DATASET>
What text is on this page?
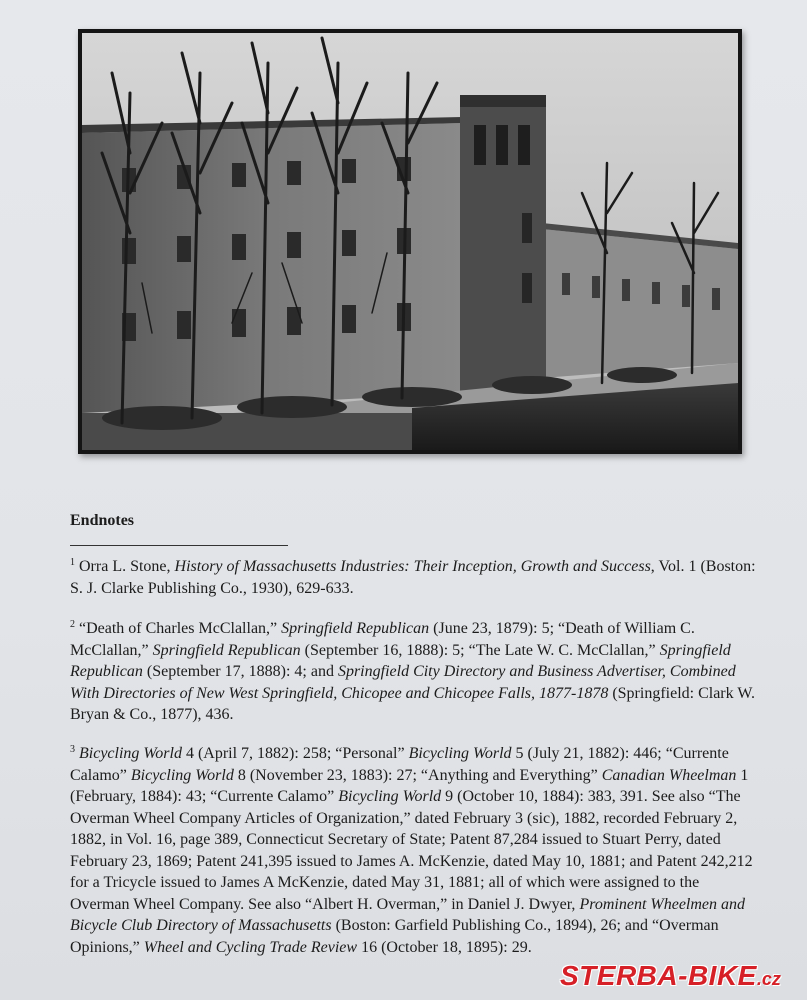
Endnotes

$^1$ Orra L. Stone, History of Massachusetts Industries: Their Inception, Growth and Success, Vol. 1 (Boston: S. J. Clarke Publishing Co., 1930), 629-633.

$^2$ “Death of Charles McClallan,” Springfield Republican (June 23, 1879): 5; “Death of William C. McClallan,” Springfield Republican (September 16, 1888): 5; “The Late W. C. McClallan,” Springfield Republican (September 17, 1888): 4; and Springfield City Directory and Business Advertiser, Combined With Directories of New West Springfield, Chicopee and Chicopee Falls, 1877-1878 (Springfield: Clark W. Bryan & Co., 1877), 436.

$^3$ Bicycling World 4 (April 7, 1882): 258; “Personal” Bicycling World 5 (July 21, 1882): 446; “Currente Calamo” Bicycling World 8 (November 23, 1883): 27; “Anything and Everything” Canadian Wheelman 1 (February, 1884): 43; “Currente Calamo” Bicycling World 9 (October 10, 1884): 383, 391. See also “The Overman Wheel Company Articles of Organization,” dated February 3 (sic), 1882, recorded February 2, 1882, in Vol. 16, page 389, Connecticut Secretary of State; Patent 87,284 issued to Stuart Perry, dated February 23, 1869; Patent 241,395 issued to James A. McKenzie, dated May 10, 1881; and Patent 242,212 for a Tricycle issued to James A McKenzie, dated May 31, 1881; all of which were assigned to the Overman Wheel Company. See also “Albert H. Overman,” in Daniel J. Dwyer, Prominent Wheelmen and Bicycle Club Directory of Massachusetts (Boston: Garfield Publishing Co., 1894), 26; and “Overman Opinions,” Wheel and Cycling Trade Review 16 (October 18, 1895): 29.

STERBA-BIKE.cz
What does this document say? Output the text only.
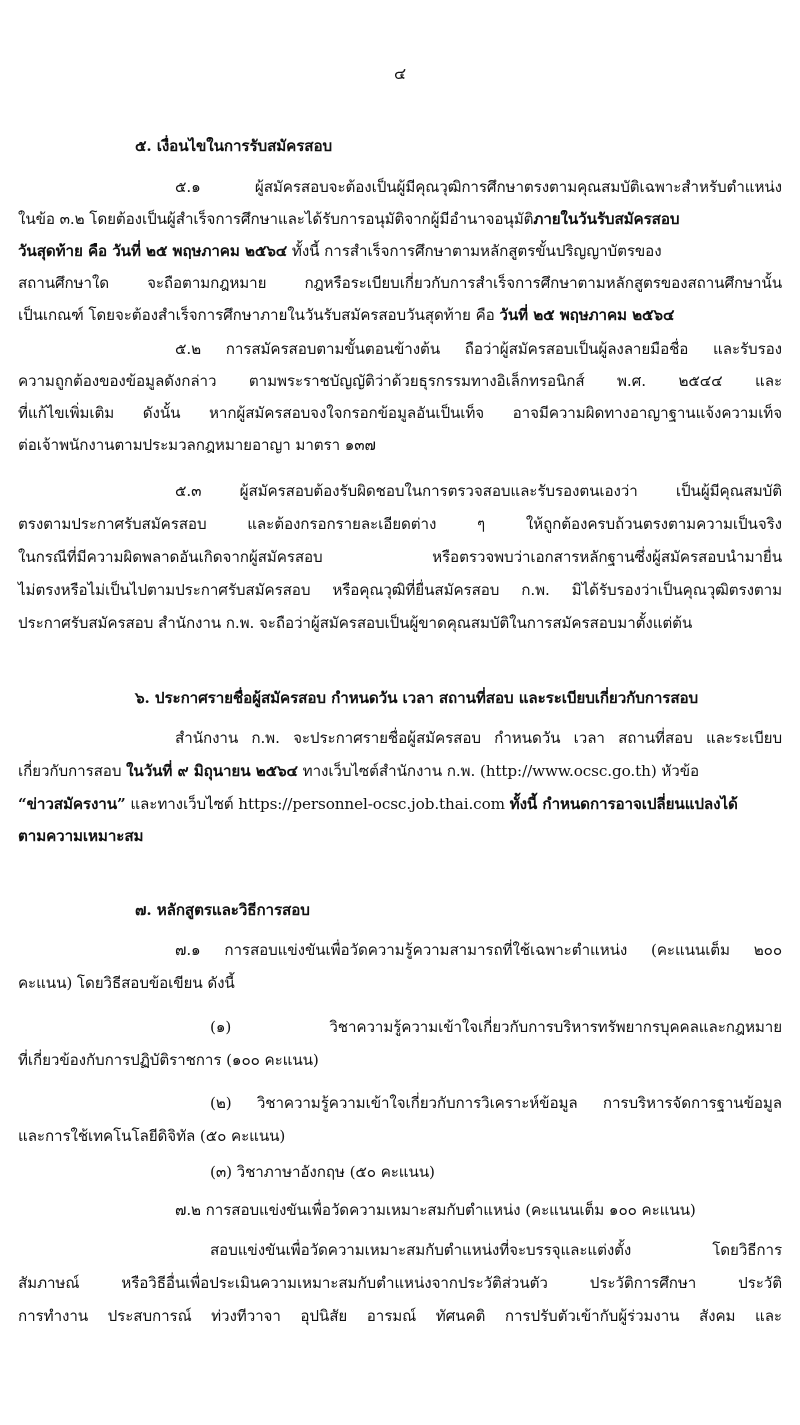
๔
๕. เงื่อนไขในการรับสมัครสอบ
๕.๑ ผู้สมัครสอบจะต้องเป็นผู้มีคุณวุฒิการศึกษาตรงตามคุณสมบัติเฉพาะสำหรับตำแหน่ง
ในข้อ ๓.๒ โดยต้องเป็นผู้สำเร็จการศึกษาและได้รับการอนุมัติจากผู้มีอำนาจอนุมัติภายในวันรับสมัครสอบ
วันสุดท้าย คือ วันที่ ๒๕ พฤษภาคม ๒๕๖๔ ทั้งนี้ การสำเร็จการศึกษาตามหลักสูตรขั้นปริญญาบัตรของ
สถานศึกษาใด จะถือตามกฎหมาย กฎหรือระเบียบเกี่ยวกับการสำเร็จการศึกษาตามหลักสูตรของสถานศึกษานั้น
เป็นเกณฑ์ โดยจะต้องสำเร็จการศึกษาภายในวันรับสมัครสอบวันสุดท้าย คือ วันที่ ๒๕ พฤษภาคม ๒๕๖๔
๕.๒ การสมัครสอบตามขั้นตอนข้างต้น ถือว่าผู้สมัครสอบเป็นผู้ลงลายมือชื่อ และรับรอง
ความถูกต้องของข้อมูลดังกล่าว ตามพระราชบัญญัติว่าด้วยธุรกรรมทางอิเล็กทรอนิกส์ พ.ศ. ๒๕๔๔ และ
ที่แก้ไขเพิ่มเติม ดังนั้น หากผู้สมัครสอบจงใจกรอกข้อมูลอันเป็นเท็จ อาจมีความผิดทางอาญาฐานแจ้งความเท็จ
ต่อเจ้าพนักงานตามประมวลกฎหมายอาญา มาตรา ๑๓๗
๕.๓ ผู้สมัครสอบต้องรับผิดชอบในการตรวจสอบและรับรองตนเองว่า เป็นผู้มีคุณสมบัติ
ตรงตามประกาศรับสมัครสอบ และต้องกรอกรายละเอียดต่าง ๆ ให้ถูกต้องครบถ้วนตรงตามความเป็นจริง
ในกรณีที่มีความผิดพลาดอันเกิดจากผู้สมัครสอบ หรือตรวจพบว่าเอกสารหลักฐานซึ่งผู้สมัครสอบนำมายื่น
ไม่ตรงหรือไม่เป็นไปตามประกาศรับสมัครสอบ หรือคุณวุฒิที่ยื่นสมัครสอบ ก.พ. มิได้รับรองว่าเป็นคุณวุฒิตรงตาม
ประกาศรับสมัครสอบ สำนักงาน ก.พ. จะถือว่าผู้สมัครสอบเป็นผู้ขาดคุณสมบัติในการสมัครสอบมาตั้งแต่ต้น
๖. ประกาศรายชื่อผู้สมัครสอบ กำหนดวัน เวลา สถานที่สอบ และระเบียบเกี่ยวกับการสอบ
สำนักงาน ก.พ. จะประกาศรายชื่อผู้สมัครสอบ กำหนดวัน เวลา สถานที่สอบ และระเบียบ
เกี่ยวกับการสอบ ในวันที่ ๙ มิถุนายน ๒๕๖๔ ทางเว็บไซต์สำนักงาน ก.พ. (http://www.ocsc.go.th) หัวข้อ
“ข่าวสมัครงาน” และทางเว็บไซต์ https://personnel-ocsc.job.thai.com ทั้งนี้ กำหนดการอาจเปลี่ยนแปลงได้
ตามความเหมาะสม
๗. หลักสูตรและวิธีการสอบ
๗.๑ การสอบแข่งขันเพื่อวัดความรู้ความสามารถที่ใช้เฉพาะตำแหน่ง (คะแนนเต็ม ๒๐๐
คะแนน) โดยวิธีสอบข้อเขียน ดังนี้
(๑) วิชาความรู้ความเข้าใจเกี่ยวกับการบริหารทรัพยากรบุคคลและกฎหมาย
ที่เกี่ยวข้องกับการปฏิบัติราชการ (๑๐๐ คะแนน)
(๒) วิชาความรู้ความเข้าใจเกี่ยวกับการวิเคราะห์ข้อมูล การบริหารจัดการฐานข้อมูล
และการใช้เทคโนโลยีดิจิทัล (๕๐ คะแนน)
(๓) วิชาภาษาอังกฤษ (๕๐ คะแนน)
๗.๒ การสอบแข่งขันเพื่อวัดความเหมาะสมกับตำแหน่ง (คะแนนเต็ม ๑๐๐ คะแนน)
สอบแข่งขันเพื่อวัดความเหมาะสมกับตำแหน่งที่จะบรรจุและแต่งตั้ง โดยวิธีการ
สัมภาษณ์ หรือวิธีอื่นเพื่อประเมินความเหมาะสมกับตำแหน่งจากประวัติส่วนตัว ประวัติการศึกษา ประวัติ
การทำงาน ประสบการณ์ ท่วงทีวาจา อุปนิสัย อารมณ์ ทัศนคติ การปรับตัวเข้ากับผู้ร่วมงาน สังคม และ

DIRECTIONS>
Out of the records, collect only those lines that contain the string "ดความเหมาะสมก".

SOLUTION>
๗.๒ การสอบแข่งขันเพื่อวัดความเหมาะสมกับตำแหน่ง (คะแนนเต็ม ๑๐๐ คะแนน)
สอบแข่งขันเพื่อวัดความเหมาะสมกับตำแหน่งที่จะบรรจุและแต่งตั้ง โดยวิธีการ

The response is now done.